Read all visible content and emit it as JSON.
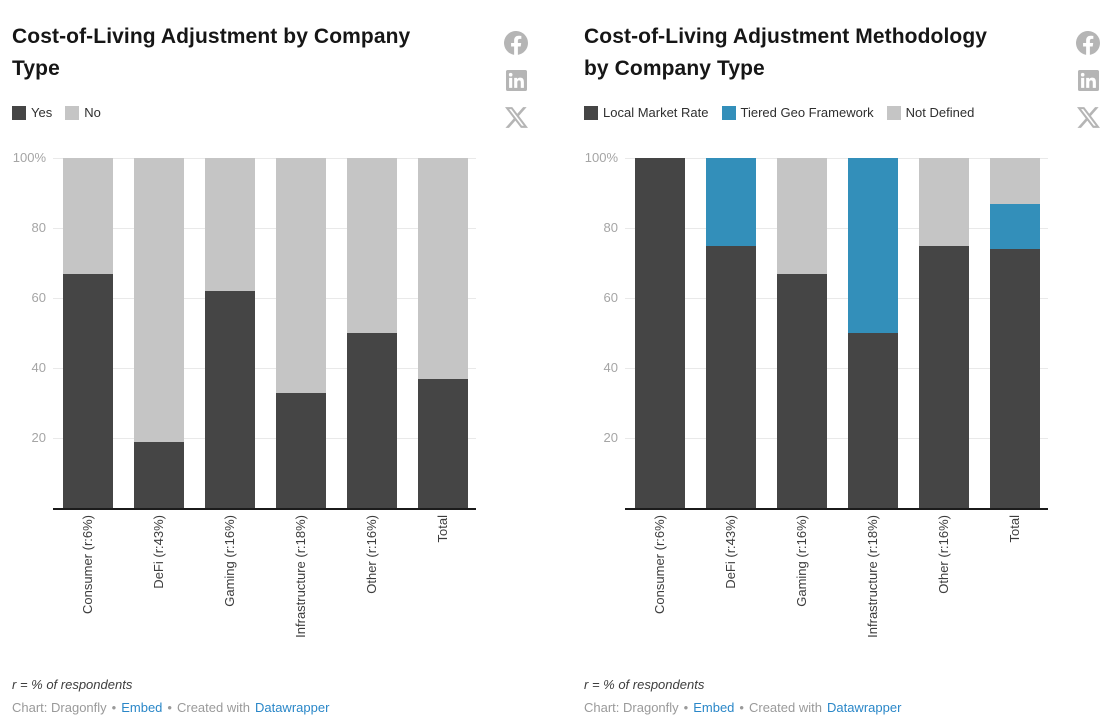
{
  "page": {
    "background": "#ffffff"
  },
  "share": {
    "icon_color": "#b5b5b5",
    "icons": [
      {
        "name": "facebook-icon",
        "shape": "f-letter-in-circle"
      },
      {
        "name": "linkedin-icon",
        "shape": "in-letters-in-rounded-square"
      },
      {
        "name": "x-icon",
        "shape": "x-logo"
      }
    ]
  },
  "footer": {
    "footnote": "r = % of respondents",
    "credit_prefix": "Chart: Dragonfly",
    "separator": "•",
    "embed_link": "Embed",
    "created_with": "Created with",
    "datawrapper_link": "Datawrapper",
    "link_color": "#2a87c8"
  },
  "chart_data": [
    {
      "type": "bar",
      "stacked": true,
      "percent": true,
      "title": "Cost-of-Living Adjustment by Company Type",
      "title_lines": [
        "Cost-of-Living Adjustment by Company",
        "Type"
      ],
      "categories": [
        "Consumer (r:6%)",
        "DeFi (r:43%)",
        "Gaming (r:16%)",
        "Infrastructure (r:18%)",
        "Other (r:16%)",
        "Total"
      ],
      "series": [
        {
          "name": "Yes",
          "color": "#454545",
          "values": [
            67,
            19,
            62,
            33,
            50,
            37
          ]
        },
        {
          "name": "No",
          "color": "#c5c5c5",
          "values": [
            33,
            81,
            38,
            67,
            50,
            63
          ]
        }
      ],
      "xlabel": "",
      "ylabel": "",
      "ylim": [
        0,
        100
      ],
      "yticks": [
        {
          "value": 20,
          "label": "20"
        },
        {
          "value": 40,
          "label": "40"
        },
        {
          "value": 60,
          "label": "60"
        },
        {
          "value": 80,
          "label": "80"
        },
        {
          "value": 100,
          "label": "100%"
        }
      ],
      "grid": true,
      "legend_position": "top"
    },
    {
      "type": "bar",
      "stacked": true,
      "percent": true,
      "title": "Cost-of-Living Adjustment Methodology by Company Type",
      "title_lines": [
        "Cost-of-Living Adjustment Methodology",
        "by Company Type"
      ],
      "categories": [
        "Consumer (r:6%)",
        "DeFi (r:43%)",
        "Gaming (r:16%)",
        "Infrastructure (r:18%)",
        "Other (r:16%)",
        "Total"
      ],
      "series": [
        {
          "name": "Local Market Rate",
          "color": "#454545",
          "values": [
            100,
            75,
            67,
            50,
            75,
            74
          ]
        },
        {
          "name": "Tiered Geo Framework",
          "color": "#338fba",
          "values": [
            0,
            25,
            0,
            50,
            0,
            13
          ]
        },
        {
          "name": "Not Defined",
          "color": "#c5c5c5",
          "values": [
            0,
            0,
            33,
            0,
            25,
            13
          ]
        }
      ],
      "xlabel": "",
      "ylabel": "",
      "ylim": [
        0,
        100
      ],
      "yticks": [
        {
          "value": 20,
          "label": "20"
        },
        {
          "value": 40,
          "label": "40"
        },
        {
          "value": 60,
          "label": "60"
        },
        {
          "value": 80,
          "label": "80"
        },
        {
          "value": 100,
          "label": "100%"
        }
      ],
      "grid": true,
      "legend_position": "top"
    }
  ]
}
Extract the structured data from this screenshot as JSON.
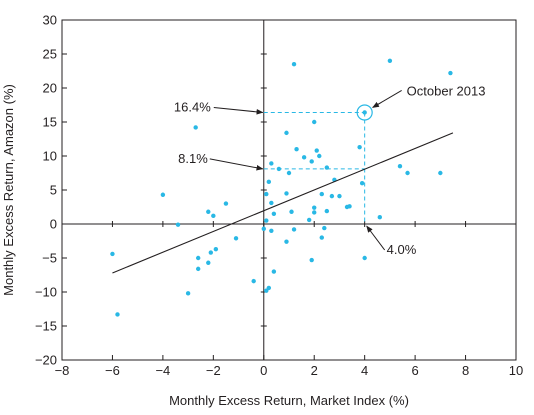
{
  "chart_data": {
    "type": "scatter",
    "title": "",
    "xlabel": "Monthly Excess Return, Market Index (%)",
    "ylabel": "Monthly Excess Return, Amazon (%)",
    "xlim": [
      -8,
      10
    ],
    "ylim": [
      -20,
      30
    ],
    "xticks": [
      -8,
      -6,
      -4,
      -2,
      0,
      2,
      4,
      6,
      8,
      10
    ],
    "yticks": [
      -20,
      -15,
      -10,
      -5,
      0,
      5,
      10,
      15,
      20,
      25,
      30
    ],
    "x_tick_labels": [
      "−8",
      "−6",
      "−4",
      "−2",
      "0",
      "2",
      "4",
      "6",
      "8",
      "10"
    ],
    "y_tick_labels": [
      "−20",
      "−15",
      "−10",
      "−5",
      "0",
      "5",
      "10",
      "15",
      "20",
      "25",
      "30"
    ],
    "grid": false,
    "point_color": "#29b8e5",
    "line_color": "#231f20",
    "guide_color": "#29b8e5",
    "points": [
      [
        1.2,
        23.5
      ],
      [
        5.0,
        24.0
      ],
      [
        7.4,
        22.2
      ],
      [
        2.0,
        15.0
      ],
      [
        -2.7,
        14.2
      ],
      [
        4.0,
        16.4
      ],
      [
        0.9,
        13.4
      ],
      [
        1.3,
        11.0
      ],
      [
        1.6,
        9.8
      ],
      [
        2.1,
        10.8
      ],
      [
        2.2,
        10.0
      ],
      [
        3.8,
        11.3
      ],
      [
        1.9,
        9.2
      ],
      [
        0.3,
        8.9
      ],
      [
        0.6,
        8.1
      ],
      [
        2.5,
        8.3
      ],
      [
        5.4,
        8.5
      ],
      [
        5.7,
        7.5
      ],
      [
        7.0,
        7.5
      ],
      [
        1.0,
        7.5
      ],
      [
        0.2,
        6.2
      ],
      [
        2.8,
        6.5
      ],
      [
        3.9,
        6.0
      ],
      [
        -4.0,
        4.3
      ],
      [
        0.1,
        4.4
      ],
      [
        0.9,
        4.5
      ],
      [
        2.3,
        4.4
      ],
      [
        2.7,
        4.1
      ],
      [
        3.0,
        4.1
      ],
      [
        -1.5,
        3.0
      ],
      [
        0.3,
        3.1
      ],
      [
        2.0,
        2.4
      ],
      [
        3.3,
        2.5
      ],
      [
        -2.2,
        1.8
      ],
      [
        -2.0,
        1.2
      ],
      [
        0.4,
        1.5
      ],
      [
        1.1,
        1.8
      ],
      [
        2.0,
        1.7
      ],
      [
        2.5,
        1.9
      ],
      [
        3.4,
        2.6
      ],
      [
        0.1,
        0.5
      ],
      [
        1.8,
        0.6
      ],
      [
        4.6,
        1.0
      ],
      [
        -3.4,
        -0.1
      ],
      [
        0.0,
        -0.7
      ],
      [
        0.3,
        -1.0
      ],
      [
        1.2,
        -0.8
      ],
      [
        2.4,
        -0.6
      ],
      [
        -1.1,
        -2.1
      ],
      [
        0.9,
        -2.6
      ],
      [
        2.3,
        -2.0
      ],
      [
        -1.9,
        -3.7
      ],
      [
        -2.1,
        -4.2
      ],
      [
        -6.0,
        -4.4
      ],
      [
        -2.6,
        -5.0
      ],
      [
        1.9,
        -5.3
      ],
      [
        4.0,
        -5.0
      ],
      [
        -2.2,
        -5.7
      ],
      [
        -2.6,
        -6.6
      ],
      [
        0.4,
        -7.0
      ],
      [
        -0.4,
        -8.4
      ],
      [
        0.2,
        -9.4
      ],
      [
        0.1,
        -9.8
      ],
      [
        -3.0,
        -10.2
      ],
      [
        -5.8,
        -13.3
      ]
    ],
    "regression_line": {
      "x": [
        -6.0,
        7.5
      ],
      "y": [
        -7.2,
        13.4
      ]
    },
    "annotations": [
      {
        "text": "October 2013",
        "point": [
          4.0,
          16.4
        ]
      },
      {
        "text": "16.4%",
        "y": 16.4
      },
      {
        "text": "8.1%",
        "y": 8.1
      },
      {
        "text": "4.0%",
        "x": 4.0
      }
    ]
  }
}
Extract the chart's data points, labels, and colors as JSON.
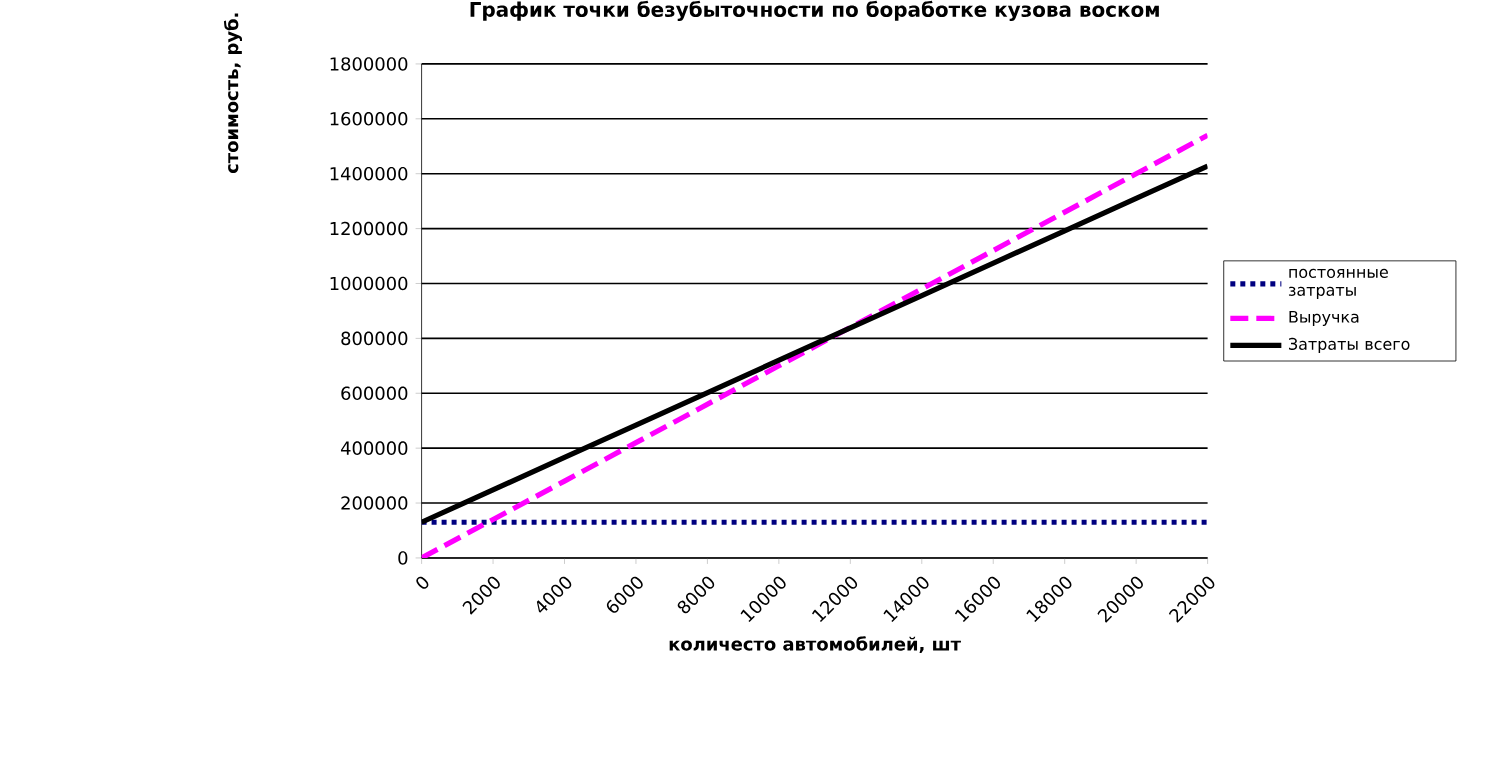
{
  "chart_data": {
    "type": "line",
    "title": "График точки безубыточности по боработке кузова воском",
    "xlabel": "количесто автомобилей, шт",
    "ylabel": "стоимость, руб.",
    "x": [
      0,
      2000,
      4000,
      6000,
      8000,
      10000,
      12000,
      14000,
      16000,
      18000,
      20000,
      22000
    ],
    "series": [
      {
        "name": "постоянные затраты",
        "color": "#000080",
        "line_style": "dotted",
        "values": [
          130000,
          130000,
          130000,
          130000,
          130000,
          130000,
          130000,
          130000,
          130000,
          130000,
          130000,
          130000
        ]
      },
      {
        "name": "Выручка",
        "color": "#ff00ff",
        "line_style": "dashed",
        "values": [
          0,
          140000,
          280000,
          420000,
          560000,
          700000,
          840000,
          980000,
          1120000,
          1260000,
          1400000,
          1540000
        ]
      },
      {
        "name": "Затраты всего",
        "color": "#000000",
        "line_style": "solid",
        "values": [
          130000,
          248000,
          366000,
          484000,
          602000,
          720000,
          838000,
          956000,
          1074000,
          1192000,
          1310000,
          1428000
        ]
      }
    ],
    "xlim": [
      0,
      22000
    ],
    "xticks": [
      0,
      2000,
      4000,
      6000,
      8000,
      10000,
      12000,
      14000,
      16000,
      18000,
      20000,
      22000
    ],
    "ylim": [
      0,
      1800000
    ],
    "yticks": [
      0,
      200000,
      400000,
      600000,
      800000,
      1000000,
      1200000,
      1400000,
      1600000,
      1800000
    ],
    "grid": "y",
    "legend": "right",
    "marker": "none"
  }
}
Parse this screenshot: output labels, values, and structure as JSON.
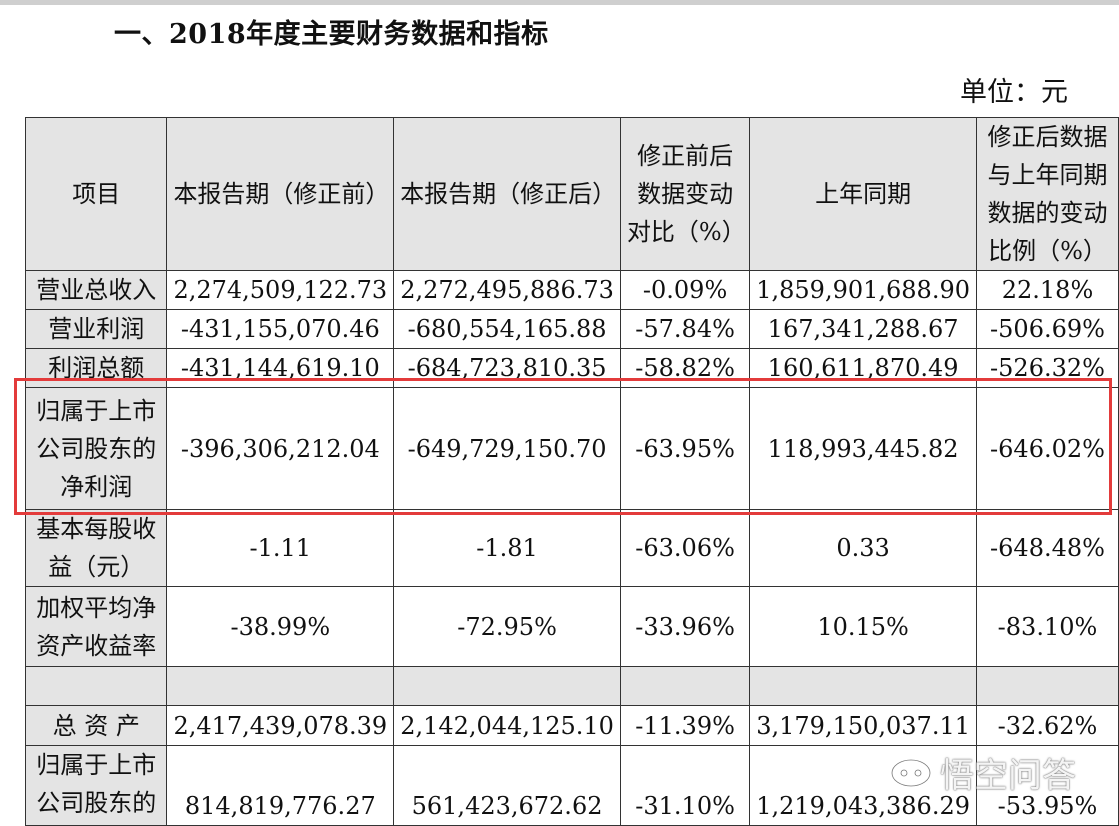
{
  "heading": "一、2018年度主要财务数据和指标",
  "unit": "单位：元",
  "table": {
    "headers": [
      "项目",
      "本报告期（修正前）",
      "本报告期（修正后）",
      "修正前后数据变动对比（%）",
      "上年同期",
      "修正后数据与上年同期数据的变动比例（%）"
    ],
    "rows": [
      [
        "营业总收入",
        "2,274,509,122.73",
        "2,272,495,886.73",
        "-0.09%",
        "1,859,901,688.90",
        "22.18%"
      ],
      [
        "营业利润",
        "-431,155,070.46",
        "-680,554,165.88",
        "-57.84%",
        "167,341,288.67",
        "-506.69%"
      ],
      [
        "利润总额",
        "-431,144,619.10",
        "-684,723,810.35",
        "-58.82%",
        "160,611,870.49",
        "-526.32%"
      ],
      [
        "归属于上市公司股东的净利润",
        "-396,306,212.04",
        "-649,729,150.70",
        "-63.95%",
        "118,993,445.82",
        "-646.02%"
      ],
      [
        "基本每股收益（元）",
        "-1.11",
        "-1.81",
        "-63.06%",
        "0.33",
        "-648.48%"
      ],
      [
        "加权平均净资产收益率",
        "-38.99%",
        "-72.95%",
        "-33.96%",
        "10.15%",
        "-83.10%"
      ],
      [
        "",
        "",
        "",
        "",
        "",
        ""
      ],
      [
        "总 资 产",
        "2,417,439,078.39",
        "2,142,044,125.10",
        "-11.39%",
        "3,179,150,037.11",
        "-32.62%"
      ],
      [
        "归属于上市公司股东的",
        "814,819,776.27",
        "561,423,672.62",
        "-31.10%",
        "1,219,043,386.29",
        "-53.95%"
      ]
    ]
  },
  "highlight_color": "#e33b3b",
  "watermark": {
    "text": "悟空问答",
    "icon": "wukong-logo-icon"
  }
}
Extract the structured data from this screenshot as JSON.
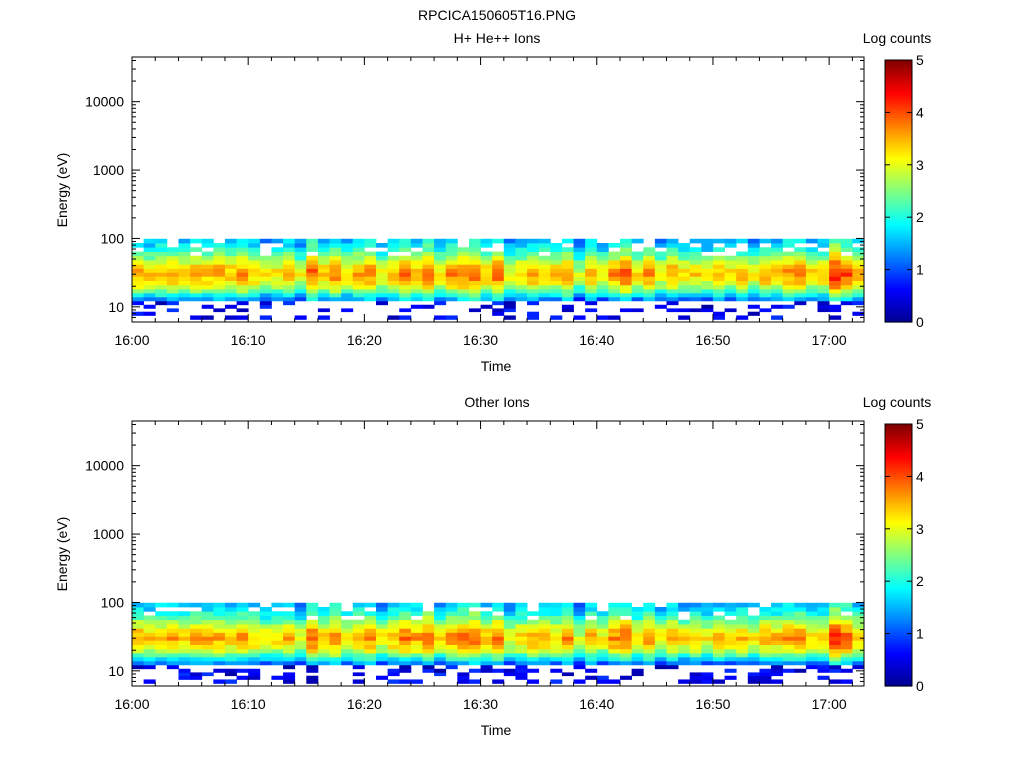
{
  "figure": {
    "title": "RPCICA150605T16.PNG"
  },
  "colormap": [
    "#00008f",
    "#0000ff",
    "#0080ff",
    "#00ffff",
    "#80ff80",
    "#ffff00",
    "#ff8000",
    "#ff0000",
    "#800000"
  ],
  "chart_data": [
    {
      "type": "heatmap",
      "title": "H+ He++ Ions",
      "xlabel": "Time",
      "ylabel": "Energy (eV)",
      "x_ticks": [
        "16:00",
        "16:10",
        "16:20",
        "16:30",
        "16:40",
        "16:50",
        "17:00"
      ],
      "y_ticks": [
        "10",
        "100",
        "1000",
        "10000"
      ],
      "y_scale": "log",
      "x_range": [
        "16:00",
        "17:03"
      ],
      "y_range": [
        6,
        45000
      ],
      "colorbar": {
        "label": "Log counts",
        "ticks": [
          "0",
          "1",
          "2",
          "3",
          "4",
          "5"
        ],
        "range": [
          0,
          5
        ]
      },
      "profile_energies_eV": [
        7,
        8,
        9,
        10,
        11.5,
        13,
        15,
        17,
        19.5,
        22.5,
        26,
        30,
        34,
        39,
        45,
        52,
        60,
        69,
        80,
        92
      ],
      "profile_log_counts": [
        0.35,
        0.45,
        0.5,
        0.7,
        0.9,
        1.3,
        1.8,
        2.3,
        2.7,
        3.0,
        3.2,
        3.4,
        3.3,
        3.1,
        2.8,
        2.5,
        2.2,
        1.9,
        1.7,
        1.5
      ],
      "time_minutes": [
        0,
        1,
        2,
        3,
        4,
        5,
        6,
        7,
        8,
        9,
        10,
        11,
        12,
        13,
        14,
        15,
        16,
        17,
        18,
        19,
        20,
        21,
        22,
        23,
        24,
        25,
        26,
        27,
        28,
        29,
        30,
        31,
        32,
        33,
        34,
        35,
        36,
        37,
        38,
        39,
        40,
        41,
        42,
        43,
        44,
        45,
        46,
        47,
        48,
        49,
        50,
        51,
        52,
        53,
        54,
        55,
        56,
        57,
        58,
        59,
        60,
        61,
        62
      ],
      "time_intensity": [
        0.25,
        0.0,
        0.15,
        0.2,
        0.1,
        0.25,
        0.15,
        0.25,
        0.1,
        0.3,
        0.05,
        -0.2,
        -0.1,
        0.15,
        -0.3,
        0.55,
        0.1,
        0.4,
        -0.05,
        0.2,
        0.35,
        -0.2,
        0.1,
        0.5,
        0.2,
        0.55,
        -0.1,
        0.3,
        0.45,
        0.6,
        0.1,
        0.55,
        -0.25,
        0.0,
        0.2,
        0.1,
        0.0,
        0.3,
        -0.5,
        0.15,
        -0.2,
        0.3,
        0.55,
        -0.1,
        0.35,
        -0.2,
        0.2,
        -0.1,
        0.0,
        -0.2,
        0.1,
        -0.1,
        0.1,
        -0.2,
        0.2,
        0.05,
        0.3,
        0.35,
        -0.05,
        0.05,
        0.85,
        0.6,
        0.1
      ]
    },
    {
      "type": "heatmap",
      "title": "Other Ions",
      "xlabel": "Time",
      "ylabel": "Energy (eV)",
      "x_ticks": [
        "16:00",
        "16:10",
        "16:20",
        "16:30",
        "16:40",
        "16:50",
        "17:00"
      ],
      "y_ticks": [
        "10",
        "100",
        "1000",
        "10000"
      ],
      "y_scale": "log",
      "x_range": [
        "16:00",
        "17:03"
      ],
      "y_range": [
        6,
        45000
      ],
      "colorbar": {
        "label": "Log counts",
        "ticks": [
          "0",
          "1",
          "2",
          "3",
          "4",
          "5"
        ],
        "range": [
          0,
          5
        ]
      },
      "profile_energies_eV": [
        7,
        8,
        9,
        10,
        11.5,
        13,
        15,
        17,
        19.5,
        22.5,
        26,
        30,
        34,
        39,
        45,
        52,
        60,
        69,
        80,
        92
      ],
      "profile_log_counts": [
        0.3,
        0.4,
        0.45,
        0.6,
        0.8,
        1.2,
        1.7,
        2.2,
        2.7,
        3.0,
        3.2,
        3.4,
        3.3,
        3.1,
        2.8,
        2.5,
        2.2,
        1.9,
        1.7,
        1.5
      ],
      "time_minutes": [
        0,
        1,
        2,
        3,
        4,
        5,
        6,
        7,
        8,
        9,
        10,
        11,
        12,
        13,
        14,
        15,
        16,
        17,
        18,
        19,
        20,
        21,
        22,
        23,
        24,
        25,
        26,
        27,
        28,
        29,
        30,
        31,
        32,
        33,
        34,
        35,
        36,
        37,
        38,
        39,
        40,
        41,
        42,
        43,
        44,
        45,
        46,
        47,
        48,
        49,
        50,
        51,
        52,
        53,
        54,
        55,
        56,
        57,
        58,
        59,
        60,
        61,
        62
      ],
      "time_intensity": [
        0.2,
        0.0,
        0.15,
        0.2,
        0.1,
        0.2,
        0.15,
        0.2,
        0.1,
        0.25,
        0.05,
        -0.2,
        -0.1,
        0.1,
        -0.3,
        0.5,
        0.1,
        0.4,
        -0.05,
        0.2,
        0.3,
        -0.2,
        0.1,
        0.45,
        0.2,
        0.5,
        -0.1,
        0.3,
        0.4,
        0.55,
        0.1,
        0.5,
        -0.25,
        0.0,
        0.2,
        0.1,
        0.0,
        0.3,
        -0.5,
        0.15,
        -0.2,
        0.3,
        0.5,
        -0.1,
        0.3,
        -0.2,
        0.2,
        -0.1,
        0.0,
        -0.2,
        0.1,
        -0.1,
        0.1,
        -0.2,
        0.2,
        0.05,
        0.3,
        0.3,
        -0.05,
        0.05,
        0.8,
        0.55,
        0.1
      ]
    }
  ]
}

====================

Copy every line of the data that holds the string "Excess".

Solution to the exercise
    "xlabel": "Monthly Excess Return, Market Index (%)",
    "ylabel": "Monthly Excess Return, Amazon (%)",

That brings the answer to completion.